_Request_. The records below hold pictures; please leave those out and retype the rest exactly.

_Records shown_.
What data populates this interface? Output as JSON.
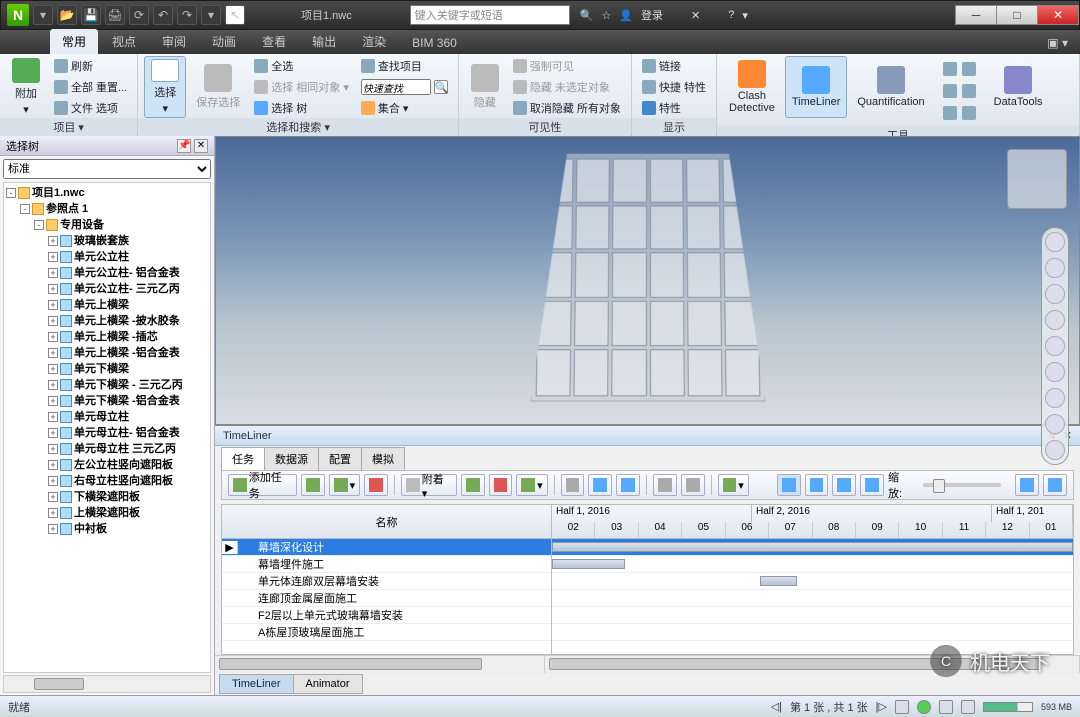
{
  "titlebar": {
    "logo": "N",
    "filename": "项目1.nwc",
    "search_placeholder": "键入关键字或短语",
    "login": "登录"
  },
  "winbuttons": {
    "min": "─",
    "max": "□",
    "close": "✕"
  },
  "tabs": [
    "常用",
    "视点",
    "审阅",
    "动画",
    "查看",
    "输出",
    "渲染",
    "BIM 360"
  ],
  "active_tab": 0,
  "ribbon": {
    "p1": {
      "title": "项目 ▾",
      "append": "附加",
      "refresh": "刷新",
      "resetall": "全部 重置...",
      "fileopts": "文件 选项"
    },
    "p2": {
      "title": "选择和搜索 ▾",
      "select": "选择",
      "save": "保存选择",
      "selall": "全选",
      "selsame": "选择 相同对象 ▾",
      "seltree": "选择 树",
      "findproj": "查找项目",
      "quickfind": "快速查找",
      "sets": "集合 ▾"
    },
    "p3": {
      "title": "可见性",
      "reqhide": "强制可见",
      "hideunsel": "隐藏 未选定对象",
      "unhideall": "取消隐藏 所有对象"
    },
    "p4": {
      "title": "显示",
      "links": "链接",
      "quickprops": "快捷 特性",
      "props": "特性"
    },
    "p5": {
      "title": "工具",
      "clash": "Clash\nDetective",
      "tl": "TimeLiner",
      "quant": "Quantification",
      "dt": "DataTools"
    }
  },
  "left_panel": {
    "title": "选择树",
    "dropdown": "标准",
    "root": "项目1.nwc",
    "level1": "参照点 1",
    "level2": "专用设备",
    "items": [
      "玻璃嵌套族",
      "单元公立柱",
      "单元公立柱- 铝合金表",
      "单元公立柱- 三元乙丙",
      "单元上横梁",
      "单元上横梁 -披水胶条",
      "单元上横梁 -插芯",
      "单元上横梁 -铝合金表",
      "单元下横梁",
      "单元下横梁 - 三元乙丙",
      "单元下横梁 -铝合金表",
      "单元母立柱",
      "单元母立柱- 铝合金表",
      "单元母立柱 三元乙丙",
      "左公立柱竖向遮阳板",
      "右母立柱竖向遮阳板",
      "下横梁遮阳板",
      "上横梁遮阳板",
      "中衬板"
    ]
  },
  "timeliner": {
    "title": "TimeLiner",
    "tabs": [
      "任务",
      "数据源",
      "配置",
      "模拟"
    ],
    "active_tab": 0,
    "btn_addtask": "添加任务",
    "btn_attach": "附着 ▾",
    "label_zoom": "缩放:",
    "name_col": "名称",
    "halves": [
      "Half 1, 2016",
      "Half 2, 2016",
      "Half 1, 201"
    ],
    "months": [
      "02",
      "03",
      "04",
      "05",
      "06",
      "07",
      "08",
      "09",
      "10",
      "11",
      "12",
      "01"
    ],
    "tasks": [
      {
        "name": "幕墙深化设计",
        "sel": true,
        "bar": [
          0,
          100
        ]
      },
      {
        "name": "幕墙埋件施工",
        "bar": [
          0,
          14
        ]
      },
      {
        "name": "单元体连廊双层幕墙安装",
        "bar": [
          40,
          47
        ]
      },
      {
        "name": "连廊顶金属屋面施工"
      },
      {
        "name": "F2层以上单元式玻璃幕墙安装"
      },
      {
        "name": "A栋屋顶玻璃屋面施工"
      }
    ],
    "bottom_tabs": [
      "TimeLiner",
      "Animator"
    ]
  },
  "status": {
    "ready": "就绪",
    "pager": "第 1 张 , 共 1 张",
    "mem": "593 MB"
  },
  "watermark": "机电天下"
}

_Task output_.
What data populates this interface? Output as JSON.
{
  "titlebar": {
    "logo": "N",
    "filename": "项目1.nwc",
    "search_placeholder": "键入关键字或短语",
    "login": "登录"
  },
  "winbuttons": {
    "min": "─",
    "max": "□",
    "close": "✕"
  },
  "tabs": [
    "常用",
    "视点",
    "审阅",
    "动画",
    "查看",
    "输出",
    "渲染",
    "BIM 360"
  ],
  "active_tab": 0,
  "ribbon": {
    "p1": {
      "title": "项目 ▾",
      "append": "附加",
      "refresh": "刷新",
      "resetall": "全部 重置...",
      "fileopts": "文件 选项"
    },
    "p2": {
      "title": "选择和搜索 ▾",
      "select": "选择",
      "save": "保存选择",
      "selall": "全选",
      "selsame": "选择 相同对象 ▾",
      "seltree": "选择 树",
      "findproj": "查找项目",
      "quickfind": "快速查找",
      "sets": "集合 ▾"
    },
    "p3": {
      "title": "可见性",
      "reqhide": "强制可见",
      "hideunsel": "隐藏 未选定对象",
      "unhideall": "取消隐藏 所有对象"
    },
    "p4": {
      "title": "显示",
      "links": "链接",
      "quickprops": "快捷 特性",
      "props": "特性"
    },
    "p5": {
      "title": "工具",
      "clash": "Clash\nDetective",
      "tl": "TimeLiner",
      "quant": "Quantification",
      "dt": "DataTools"
    }
  },
  "left_panel": {
    "title": "选择树",
    "dropdown": "标准",
    "root": "项目1.nwc",
    "level1": "参照点 1",
    "level2": "专用设备",
    "items": [
      "玻璃嵌套族",
      "单元公立柱",
      "单元公立柱- 铝合金表",
      "单元公立柱- 三元乙丙",
      "单元上横梁",
      "单元上横梁 -披水胶条",
      "单元上横梁 -插芯",
      "单元上横梁 -铝合金表",
      "单元下横梁",
      "单元下横梁 - 三元乙丙",
      "单元下横梁 -铝合金表",
      "单元母立柱",
      "单元母立柱- 铝合金表",
      "单元母立柱 三元乙丙",
      "左公立柱竖向遮阳板",
      "右母立柱竖向遮阳板",
      "下横梁遮阳板",
      "上横梁遮阳板",
      "中衬板"
    ]
  },
  "timeliner": {
    "title": "TimeLiner",
    "tabs": [
      "任务",
      "数据源",
      "配置",
      "模拟"
    ],
    "active_tab": 0,
    "btn_addtask": "添加任务",
    "btn_attach": "附着 ▾",
    "label_zoom": "缩放:",
    "name_col": "名称",
    "halves": [
      "Half 1, 2016",
      "Half 2, 2016",
      "Half 1, 201"
    ],
    "months": [
      "02",
      "03",
      "04",
      "05",
      "06",
      "07",
      "08",
      "09",
      "10",
      "11",
      "12",
      "01"
    ],
    "tasks": [
      {
        "name": "幕墙深化设计",
        "sel": true,
        "bar": [
          0,
          100
        ]
      },
      {
        "name": "幕墙埋件施工",
        "bar": [
          0,
          14
        ]
      },
      {
        "name": "单元体连廊双层幕墙安装",
        "bar": [
          40,
          47
        ]
      },
      {
        "name": "连廊顶金属屋面施工"
      },
      {
        "name": "F2层以上单元式玻璃幕墙安装"
      },
      {
        "name": "A栋屋顶玻璃屋面施工"
      }
    ],
    "bottom_tabs": [
      "TimeLiner",
      "Animator"
    ]
  },
  "status": {
    "ready": "就绪",
    "pager": "第 1 张 , 共 1 张",
    "mem": "593 MB"
  },
  "watermark": "机电天下"
}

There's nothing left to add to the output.